■ Task goal: Find and copy lines holding "start".

■ Exercise materials:
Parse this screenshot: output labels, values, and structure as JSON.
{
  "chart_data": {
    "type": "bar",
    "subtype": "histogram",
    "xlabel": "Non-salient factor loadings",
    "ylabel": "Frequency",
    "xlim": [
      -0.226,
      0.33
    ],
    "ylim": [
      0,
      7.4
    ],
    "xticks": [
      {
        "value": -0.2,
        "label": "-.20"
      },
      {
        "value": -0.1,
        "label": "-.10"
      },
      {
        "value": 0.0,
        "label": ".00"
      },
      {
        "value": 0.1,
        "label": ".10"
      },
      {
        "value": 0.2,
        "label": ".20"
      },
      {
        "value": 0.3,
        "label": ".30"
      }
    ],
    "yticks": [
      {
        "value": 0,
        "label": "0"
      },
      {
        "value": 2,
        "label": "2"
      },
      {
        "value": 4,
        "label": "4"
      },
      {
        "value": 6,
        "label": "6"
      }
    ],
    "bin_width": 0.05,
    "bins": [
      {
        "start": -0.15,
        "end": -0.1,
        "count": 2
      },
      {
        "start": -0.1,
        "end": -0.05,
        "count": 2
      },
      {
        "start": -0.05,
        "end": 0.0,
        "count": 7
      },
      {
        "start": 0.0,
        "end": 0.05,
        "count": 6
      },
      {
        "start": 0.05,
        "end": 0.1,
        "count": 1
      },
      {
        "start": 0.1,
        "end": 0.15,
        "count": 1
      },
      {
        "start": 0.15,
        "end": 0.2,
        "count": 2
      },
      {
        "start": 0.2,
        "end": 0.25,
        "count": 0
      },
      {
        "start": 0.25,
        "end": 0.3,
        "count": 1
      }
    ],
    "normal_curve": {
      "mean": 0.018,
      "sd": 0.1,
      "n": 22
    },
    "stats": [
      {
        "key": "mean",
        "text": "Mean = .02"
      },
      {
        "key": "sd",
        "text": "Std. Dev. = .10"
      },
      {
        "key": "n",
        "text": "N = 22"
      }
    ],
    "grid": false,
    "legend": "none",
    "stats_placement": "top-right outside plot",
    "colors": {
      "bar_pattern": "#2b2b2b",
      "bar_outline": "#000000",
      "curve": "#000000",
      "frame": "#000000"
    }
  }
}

■ Finished answer:
        "start": -0.15,
        "start": -0.1,
        "start": -0.05,
        "start": 0.0,
        "start": 0.05,
        "start": 0.1,
        "start": 0.15,
        "start": 0.2,
        "start": 0.25,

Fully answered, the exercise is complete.